++++ EXTRACT ++++

There are five objects in the TAPI 3.0 API:
The TAPI object is the application's entry point to TAPI 3.0. This object represents all telephony resources to which the local computer has access, allowing an application to enumerate all local and remote addresses.
An Address object represents the origination or destination point for a call. Address capabilities, such as media and terminal support, can be retrieved from this object. An application can wait for a call on an Address object, or can create an outgoing call object from an Address object.
A Terminal object represents the sink, or renderer, at the termination or origination point of a connection. The Terminal object can map to hardware used for human interaction, such as a telephone or microphone, but can also be a file or any other device capable of receiving input or creating output.
The Call object represents an address's connection between the local address and one or more other addresses (This connection can be made directly or through a CallHub). The Call object can be imagined as a first-party view of a telephone call. All call control is done through the Call object. There is a call object for each member of a CallHub.
The CallHub object represents a set of related calls. A CallHub object cannot be created directly by an application - they are created indirectly when incoming calls are received through TAPI 3.0. Using a CallHub object, a user can enumerate the other participants in a call or conference, and possibly (because of the location independent nature of COM) perform call control on the remote Call objects associated with those users, subject to sufficient permissions:
The Windows® operating system provides an extensible framework for efficient control and manipulation of streaming media called the DirectShow API. DirectShow, through its exposed COM interfaces, provides TAPI 3.0 with unified stream control.

++++

Set down the TAPI 3.0 excerpt word for word, starting at "A Terminal object" and ending after "of a CallHub.". Rely only on the TAPI 3.0 excerpt.

++++ SOURCE INFORMATION ++++

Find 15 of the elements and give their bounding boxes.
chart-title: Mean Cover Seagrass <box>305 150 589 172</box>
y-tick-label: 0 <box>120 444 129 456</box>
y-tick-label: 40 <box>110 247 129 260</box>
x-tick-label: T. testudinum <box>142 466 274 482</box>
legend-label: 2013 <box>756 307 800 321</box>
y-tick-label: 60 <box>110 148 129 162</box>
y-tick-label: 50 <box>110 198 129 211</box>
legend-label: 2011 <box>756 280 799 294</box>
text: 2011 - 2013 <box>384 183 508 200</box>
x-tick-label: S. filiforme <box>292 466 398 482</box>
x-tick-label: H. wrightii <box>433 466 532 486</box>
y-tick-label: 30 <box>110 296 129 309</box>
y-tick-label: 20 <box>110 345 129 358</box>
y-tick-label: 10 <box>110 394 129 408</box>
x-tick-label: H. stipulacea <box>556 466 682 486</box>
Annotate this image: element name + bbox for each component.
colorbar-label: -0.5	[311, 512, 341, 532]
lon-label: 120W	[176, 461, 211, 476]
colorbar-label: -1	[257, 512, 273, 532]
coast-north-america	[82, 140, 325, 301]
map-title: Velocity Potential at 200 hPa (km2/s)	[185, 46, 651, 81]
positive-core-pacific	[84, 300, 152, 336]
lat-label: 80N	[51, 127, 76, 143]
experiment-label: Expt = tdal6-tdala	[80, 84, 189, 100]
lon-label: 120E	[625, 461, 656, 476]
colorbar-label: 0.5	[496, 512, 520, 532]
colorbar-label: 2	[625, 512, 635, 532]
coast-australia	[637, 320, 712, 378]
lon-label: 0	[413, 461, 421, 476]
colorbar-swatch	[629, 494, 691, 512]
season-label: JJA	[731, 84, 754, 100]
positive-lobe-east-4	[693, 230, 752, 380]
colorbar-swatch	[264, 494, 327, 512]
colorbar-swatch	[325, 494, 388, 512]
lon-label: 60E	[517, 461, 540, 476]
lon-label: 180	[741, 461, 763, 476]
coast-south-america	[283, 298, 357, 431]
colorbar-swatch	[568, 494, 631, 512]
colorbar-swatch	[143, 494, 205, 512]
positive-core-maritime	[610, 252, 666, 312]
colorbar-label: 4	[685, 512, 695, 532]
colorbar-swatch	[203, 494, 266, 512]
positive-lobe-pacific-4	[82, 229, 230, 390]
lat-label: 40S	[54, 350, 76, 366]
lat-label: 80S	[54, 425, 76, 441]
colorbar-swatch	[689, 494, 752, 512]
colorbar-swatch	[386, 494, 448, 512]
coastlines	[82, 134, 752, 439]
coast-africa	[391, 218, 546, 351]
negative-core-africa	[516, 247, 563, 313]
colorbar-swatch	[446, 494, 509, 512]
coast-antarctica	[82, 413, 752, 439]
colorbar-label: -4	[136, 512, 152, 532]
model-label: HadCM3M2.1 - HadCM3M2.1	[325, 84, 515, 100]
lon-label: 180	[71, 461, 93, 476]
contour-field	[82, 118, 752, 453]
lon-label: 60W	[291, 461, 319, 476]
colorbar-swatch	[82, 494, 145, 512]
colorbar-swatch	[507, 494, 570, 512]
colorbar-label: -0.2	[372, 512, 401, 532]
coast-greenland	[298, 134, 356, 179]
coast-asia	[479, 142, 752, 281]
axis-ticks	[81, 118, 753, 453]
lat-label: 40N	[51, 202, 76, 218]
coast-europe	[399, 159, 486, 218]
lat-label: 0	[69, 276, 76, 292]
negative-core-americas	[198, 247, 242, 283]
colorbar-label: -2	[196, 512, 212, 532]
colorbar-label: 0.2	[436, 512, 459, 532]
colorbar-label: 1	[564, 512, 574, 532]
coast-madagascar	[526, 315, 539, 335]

++++

(RESPONSE)
A Terminal object represents the sink, or renderer, at the termination or origination point of a connection. The Terminal object can map to hardware used for human interaction, such as a telephone or microphone, but can also be a file or any other device capable of receiving input or creating output.
The Call object represents an address's connection between the local address and one or more other addresses (This connection can be made directly or through a CallHub). The Call object can be imagined as a first-party view of a telephone call. All call control is done through the Call object. There is a call object for each member of a CallHub.